### DIRECTIONS FOR THIS TASK
Report all lines from the entries below in which "List" appears.

### RECORDS FOR THE TASK
++++

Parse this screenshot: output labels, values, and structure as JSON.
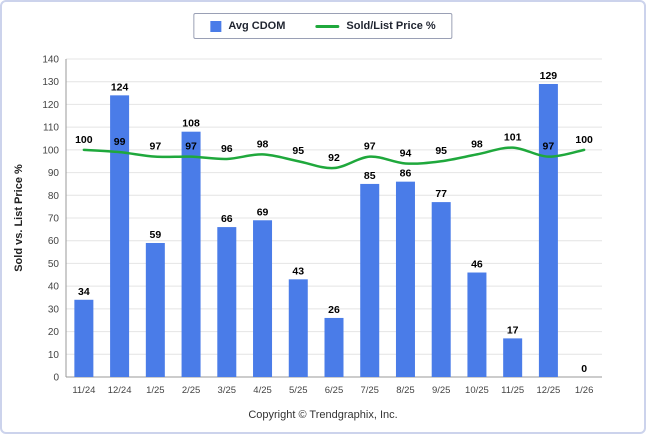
{
  "frame": {
    "background": "#ffffff",
    "border_color": "#ccd3ec"
  },
  "legend": {
    "items": [
      {
        "label": "Avg CDOM",
        "type": "bar",
        "color": "#4a7ce8"
      },
      {
        "label": "Sold/List Price %",
        "type": "line",
        "color": "#1fa83c"
      }
    ]
  },
  "chart_data": {
    "type": "bar",
    "subtype": "bar+line combo",
    "categories": [
      "11/24",
      "12/24",
      "1/25",
      "2/25",
      "3/25",
      "4/25",
      "5/25",
      "6/25",
      "7/25",
      "8/25",
      "9/25",
      "10/25",
      "11/25",
      "12/25",
      "1/26"
    ],
    "series": [
      {
        "name": "Avg CDOM",
        "type": "bar",
        "color": "#4a7ce8",
        "values": [
          34,
          124,
          59,
          108,
          66,
          69,
          43,
          26,
          85,
          86,
          77,
          46,
          17,
          129,
          0
        ]
      },
      {
        "name": "Sold/List Price %",
        "type": "line",
        "color": "#1fa83c",
        "values": [
          100,
          99,
          97,
          97,
          96,
          98,
          95,
          92,
          97,
          94,
          95,
          98,
          101,
          97,
          100
        ]
      }
    ],
    "title": "",
    "xlabel": "",
    "ylabel": "Sold vs. List Price %",
    "ylim": [
      0,
      140
    ],
    "ytick_step": 10,
    "grid": true,
    "legend_position": "top",
    "data_labels": true
  },
  "footer": {
    "text": "Copyright © Trendgraphix, Inc."
  }
}
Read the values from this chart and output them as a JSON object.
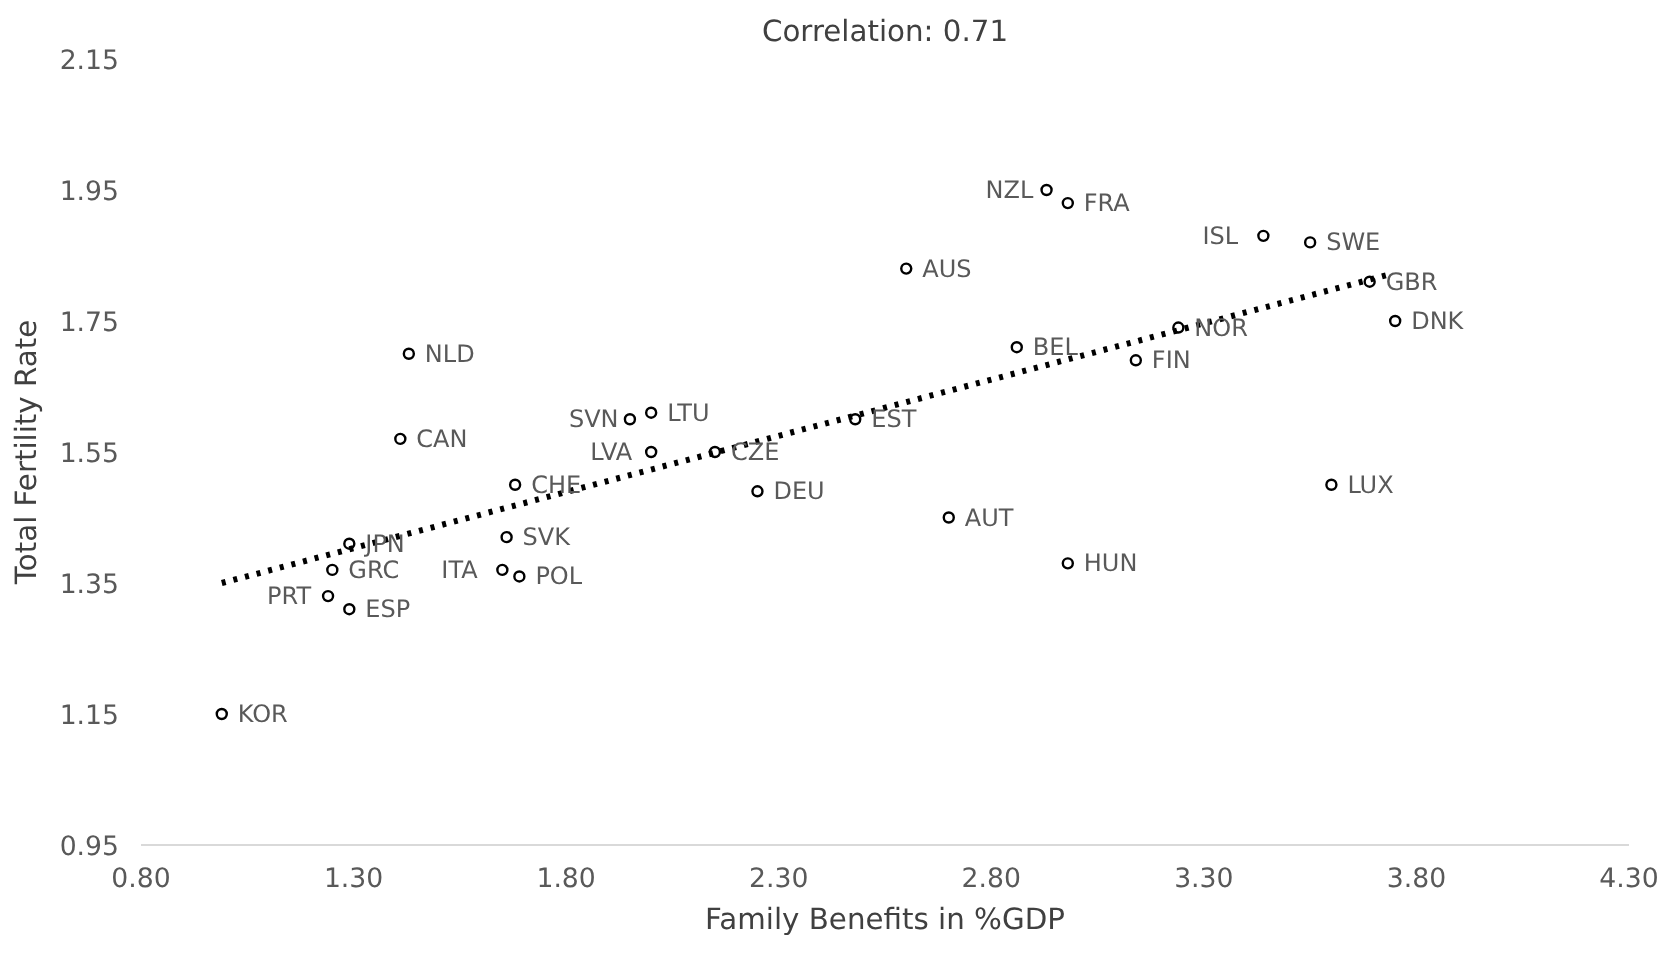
{
  "chart_data": {
    "type": "scatter",
    "title": "Correlation: 0.71",
    "xlabel": "Family Benefits in %GDP",
    "ylabel": "Total Fertility Rate",
    "xlim": [
      0.8,
      4.3
    ],
    "ylim": [
      0.95,
      2.15
    ],
    "xticks": [
      {
        "value": 0.8,
        "label": "0.80"
      },
      {
        "value": 1.3,
        "label": "1.30"
      },
      {
        "value": 1.8,
        "label": "1.80"
      },
      {
        "value": 2.3,
        "label": "2.30"
      },
      {
        "value": 2.8,
        "label": "2.80"
      },
      {
        "value": 3.3,
        "label": "3.30"
      },
      {
        "value": 3.8,
        "label": "3.80"
      },
      {
        "value": 4.3,
        "label": "4.30"
      }
    ],
    "yticks": [
      0.95,
      1.15,
      1.35,
      1.55,
      1.75,
      1.95,
      2.15
    ],
    "grid": false,
    "series": [
      {
        "marker": "circle",
        "color": "#000000",
        "x": [
          1.43,
          1.41,
          2.0,
          1.95,
          2.0,
          2.15,
          2.48,
          1.68,
          2.25,
          1.29,
          1.66,
          1.25,
          1.65,
          1.69,
          1.24,
          1.29,
          0.99,
          2.93,
          2.98,
          2.6,
          3.44,
          3.55,
          3.69,
          3.75,
          3.24,
          2.86,
          3.14,
          3.6,
          2.7,
          2.98
        ],
        "values": [
          1.7,
          1.57,
          1.61,
          1.6,
          1.55,
          1.55,
          1.6,
          1.5,
          1.49,
          1.41,
          1.42,
          1.37,
          1.37,
          1.36,
          1.33,
          1.31,
          1.15,
          1.95,
          1.93,
          1.83,
          1.88,
          1.87,
          1.81,
          1.75,
          1.74,
          1.71,
          1.69,
          1.5,
          1.45,
          1.38
        ]
      },
      {
        "type": "line",
        "color": "#000000",
        "line_style": "dotted",
        "x": [
          0.99,
          3.73
        ],
        "values": [
          1.35,
          1.82
        ]
      }
    ],
    "annotations": [
      {
        "text": "NLD",
        "x": 1.43,
        "y": 1.7
      },
      {
        "text": "CAN",
        "x": 1.41,
        "y": 1.57
      },
      {
        "text": "LTU",
        "x": 2.0,
        "y": 1.61
      },
      {
        "text": "SVN",
        "x": 1.95,
        "y": 1.6
      },
      {
        "text": "LVA",
        "x": 2.0,
        "y": 1.55
      },
      {
        "text": "CZE",
        "x": 2.15,
        "y": 1.55
      },
      {
        "text": "EST",
        "x": 2.48,
        "y": 1.6
      },
      {
        "text": "CHE",
        "x": 1.68,
        "y": 1.5
      },
      {
        "text": "DEU",
        "x": 2.25,
        "y": 1.49
      },
      {
        "text": "JPN",
        "x": 1.29,
        "y": 1.41
      },
      {
        "text": "SVK",
        "x": 1.66,
        "y": 1.42
      },
      {
        "text": "GRC",
        "x": 1.25,
        "y": 1.37
      },
      {
        "text": "ITA",
        "x": 1.65,
        "y": 1.37
      },
      {
        "text": "POL",
        "x": 1.69,
        "y": 1.36
      },
      {
        "text": "PRT",
        "x": 1.24,
        "y": 1.33
      },
      {
        "text": "ESP",
        "x": 1.29,
        "y": 1.31
      },
      {
        "text": "KOR",
        "x": 0.99,
        "y": 1.15
      },
      {
        "text": "NZL",
        "x": 2.93,
        "y": 1.95
      },
      {
        "text": "FRA",
        "x": 2.98,
        "y": 1.93
      },
      {
        "text": "AUS",
        "x": 2.6,
        "y": 1.83
      },
      {
        "text": "ISL",
        "x": 3.44,
        "y": 1.88
      },
      {
        "text": "SWE",
        "x": 3.55,
        "y": 1.87
      },
      {
        "text": "GBR",
        "x": 3.69,
        "y": 1.81
      },
      {
        "text": "DNK",
        "x": 3.75,
        "y": 1.75
      },
      {
        "text": "NOR",
        "x": 3.24,
        "y": 1.74
      },
      {
        "text": "BEL",
        "x": 2.86,
        "y": 1.71
      },
      {
        "text": "FIN",
        "x": 3.14,
        "y": 1.69
      },
      {
        "text": "LUX",
        "x": 3.6,
        "y": 1.5
      },
      {
        "text": "AUT",
        "x": 2.7,
        "y": 1.45
      },
      {
        "text": "HUN",
        "x": 2.98,
        "y": 1.38
      }
    ]
  }
}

++++

### RESULT OF THE TASK
        "label": "Sold/List Price %",
        "name": "Sold/List Price %",
    "ylabel": "Sold vs. List Price %",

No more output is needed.